## BEGIN

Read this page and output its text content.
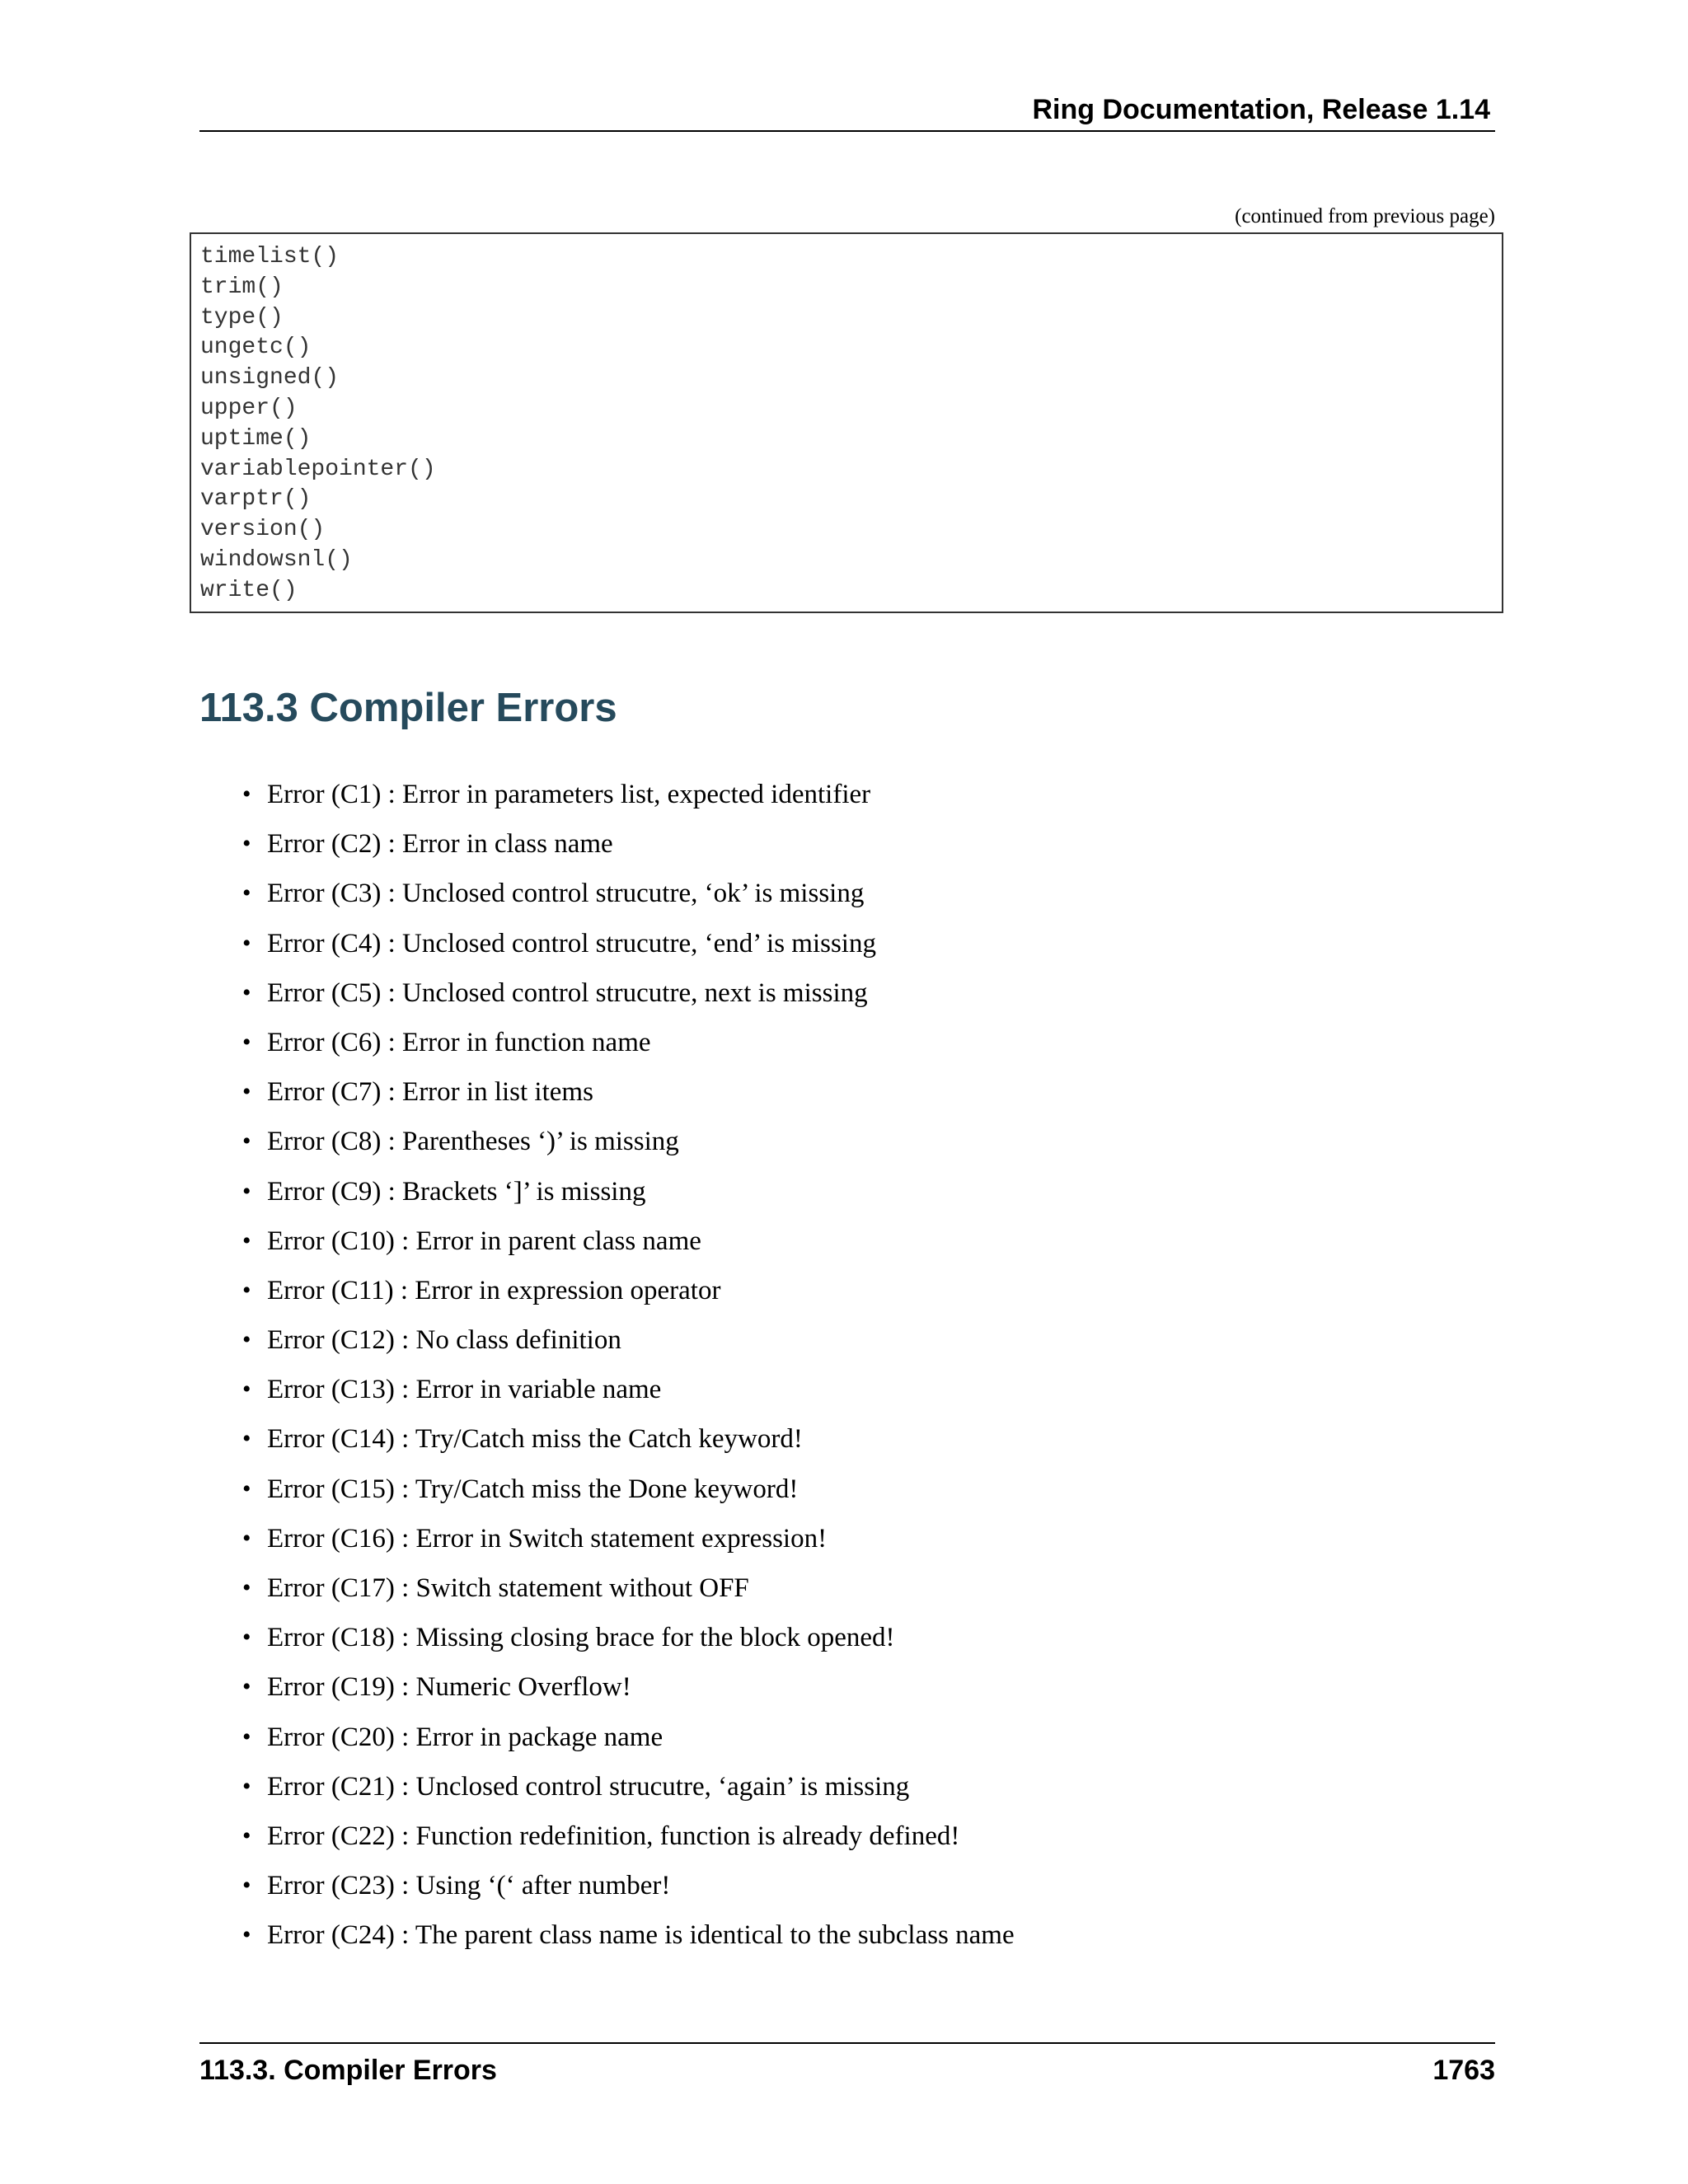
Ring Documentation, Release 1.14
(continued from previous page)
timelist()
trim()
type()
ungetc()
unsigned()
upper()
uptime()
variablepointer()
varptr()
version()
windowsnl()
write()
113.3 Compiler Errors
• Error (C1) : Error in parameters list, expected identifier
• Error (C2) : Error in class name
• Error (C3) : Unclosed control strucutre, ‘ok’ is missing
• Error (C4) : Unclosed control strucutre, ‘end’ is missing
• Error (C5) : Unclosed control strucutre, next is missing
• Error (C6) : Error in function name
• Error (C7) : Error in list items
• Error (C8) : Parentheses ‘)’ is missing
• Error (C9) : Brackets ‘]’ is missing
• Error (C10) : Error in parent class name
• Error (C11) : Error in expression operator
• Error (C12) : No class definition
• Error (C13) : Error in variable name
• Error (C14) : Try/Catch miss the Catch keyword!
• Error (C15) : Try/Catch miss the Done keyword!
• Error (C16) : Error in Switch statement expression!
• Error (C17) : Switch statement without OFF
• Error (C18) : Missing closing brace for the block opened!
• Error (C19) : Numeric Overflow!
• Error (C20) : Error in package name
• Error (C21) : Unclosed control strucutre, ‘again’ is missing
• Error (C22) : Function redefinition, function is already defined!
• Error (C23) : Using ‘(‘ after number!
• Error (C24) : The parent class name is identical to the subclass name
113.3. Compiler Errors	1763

## END

- [What is asked] Print out every entry above without changing a word, and leave out the pictures.

- [Written solution]
Read this page and output its text content.
Ring Documentation, Release 1.14
(continued from previous page)
timelist()
trim()
type()
ungetc()
unsigned()
upper()
uptime()
variablepointer()
varptr()
version()
windowsnl()
write()
113.3 Compiler Errors
• Error (C1) : Error in parameters list, expected identifier
• Error (C2) : Error in class name
• Error (C3) : Unclosed control strucutre, ‘ok’ is missing
• Error (C4) : Unclosed control strucutre, ‘end’ is missing
• Error (C5) : Unclosed control strucutre, next is missing
• Error (C6) : Error in function name
• Error (C7) : Error in list items
• Error (C8) : Parentheses ‘)’ is missing
• Error (C9) : Brackets ‘]’ is missing
• Error (C10) : Error in parent class name
• Error (C11) : Error in expression operator
• Error (C12) : No class definition
• Error (C13) : Error in variable name
• Error (C14) : Try/Catch miss the Catch keyword!
• Error (C15) : Try/Catch miss the Done keyword!
• Error (C16) : Error in Switch statement expression!
• Error (C17) : Switch statement without OFF
• Error (C18) : Missing closing brace for the block opened!
• Error (C19) : Numeric Overflow!
• Error (C20) : Error in package name
• Error (C21) : Unclosed control strucutre, ‘again’ is missing
• Error (C22) : Function redefinition, function is already defined!
• Error (C23) : Using ‘(‘ after number!
• Error (C24) : The parent class name is identical to the subclass name
113.3. Compiler Errors	1763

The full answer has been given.